WORK TO COMPLETE
Find the string "there" in the listing and report every line that has it.

┌──

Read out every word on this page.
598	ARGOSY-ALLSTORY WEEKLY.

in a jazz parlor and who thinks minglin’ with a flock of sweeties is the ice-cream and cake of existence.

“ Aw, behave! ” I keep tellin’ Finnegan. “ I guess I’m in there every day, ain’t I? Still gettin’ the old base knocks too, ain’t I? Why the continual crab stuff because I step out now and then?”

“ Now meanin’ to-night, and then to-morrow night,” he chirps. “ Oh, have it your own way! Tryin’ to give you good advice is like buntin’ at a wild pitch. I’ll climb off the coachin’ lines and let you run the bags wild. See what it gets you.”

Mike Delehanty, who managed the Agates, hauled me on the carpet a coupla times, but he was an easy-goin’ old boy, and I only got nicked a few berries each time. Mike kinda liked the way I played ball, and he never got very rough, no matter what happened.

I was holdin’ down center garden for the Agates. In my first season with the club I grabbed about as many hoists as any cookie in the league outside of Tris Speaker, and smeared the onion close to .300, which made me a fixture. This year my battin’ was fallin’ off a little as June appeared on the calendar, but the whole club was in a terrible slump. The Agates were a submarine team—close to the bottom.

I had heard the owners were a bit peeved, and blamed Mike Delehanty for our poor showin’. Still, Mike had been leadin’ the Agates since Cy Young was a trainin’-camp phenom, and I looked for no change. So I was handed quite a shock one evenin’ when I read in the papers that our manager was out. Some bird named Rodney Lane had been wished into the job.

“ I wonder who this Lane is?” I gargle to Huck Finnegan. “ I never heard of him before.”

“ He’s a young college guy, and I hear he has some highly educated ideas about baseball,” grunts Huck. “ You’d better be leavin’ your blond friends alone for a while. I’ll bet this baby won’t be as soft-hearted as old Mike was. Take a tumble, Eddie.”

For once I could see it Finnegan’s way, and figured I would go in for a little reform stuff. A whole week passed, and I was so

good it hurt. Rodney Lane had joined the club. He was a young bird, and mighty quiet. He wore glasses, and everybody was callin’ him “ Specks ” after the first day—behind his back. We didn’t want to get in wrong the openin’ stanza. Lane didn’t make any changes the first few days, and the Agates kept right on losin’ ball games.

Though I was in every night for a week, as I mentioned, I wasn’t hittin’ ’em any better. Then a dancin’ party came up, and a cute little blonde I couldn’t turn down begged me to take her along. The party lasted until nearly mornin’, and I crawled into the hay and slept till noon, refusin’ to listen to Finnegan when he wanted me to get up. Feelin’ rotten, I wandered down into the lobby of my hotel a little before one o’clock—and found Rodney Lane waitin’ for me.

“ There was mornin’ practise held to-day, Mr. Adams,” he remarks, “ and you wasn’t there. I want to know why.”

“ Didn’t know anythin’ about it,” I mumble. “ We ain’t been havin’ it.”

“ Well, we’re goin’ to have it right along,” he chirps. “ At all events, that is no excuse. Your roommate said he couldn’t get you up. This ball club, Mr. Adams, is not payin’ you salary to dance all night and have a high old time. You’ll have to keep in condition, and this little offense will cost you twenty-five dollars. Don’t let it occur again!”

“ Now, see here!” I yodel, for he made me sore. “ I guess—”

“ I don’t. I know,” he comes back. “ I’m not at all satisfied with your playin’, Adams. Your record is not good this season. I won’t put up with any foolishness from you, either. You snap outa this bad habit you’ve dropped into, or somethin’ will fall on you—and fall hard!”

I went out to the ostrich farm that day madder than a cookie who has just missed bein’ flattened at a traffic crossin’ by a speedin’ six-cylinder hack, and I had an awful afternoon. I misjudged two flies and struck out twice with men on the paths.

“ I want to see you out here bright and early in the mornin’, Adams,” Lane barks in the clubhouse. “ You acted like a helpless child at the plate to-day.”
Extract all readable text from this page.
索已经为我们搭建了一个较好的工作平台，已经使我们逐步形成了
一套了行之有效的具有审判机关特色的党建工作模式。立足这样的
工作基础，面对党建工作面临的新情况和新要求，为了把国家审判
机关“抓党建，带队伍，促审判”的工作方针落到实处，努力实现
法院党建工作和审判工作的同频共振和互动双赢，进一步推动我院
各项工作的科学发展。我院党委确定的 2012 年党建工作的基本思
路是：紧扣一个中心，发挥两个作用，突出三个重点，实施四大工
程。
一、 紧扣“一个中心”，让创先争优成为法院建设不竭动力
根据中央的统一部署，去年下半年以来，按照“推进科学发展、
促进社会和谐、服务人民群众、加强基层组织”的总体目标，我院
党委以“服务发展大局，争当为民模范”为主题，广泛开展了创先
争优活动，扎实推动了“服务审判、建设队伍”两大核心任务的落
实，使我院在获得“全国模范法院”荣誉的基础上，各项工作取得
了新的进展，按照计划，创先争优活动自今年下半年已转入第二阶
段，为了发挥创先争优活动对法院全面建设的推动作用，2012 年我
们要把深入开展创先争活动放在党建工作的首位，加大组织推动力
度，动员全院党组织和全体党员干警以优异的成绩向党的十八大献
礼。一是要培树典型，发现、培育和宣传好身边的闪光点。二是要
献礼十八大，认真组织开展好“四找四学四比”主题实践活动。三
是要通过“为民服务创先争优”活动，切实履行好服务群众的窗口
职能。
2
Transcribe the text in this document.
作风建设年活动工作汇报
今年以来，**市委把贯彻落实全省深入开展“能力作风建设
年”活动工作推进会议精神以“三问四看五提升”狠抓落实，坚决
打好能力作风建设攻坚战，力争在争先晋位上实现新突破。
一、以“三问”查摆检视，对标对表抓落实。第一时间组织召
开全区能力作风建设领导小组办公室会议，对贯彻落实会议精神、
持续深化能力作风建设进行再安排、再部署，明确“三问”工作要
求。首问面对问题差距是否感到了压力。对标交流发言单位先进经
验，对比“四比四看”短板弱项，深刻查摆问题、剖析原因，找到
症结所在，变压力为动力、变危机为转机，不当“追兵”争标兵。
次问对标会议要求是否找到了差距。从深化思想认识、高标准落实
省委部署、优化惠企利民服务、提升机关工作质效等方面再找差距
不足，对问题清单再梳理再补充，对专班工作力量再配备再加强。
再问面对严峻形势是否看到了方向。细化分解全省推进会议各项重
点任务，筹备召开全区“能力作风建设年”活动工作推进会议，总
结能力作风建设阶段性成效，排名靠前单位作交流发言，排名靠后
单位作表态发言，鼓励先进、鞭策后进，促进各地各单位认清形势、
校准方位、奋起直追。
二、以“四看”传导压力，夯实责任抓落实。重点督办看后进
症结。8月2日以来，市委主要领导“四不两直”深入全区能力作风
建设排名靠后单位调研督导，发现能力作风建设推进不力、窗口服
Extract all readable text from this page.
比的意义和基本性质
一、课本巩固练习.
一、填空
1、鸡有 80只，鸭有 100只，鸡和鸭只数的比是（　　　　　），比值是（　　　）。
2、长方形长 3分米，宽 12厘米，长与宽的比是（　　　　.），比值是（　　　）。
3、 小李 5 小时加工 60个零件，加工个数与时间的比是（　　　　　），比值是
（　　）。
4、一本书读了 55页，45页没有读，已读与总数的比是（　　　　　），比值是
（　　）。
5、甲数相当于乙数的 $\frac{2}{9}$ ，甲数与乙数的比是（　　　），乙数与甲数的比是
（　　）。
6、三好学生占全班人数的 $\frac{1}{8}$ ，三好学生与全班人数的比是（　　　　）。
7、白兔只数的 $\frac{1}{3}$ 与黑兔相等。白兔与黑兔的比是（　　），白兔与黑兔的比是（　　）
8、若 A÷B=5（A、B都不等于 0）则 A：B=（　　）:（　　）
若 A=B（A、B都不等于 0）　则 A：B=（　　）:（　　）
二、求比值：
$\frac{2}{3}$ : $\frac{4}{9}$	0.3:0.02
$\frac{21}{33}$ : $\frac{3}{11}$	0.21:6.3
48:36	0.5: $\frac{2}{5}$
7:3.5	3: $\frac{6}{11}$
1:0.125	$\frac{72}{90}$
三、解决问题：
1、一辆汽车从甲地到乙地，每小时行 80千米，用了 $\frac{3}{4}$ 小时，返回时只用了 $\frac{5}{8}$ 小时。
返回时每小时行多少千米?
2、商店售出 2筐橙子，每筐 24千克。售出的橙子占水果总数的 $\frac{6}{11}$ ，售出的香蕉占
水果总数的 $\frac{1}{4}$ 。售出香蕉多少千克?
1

└──

THE OUTPUT
“ Aw, behave! ” I keep tellin’ Finnegan. “ I guess I’m in there every day, ain’t I? Still gettin’ the old base knocks too, ain’t I? Why the continual crab stuff because I step out now and then?”
“ There was mornin’ practise held to-day, Mr. Adams,” he remarks, “ and you wasn’t there. I want to know why.”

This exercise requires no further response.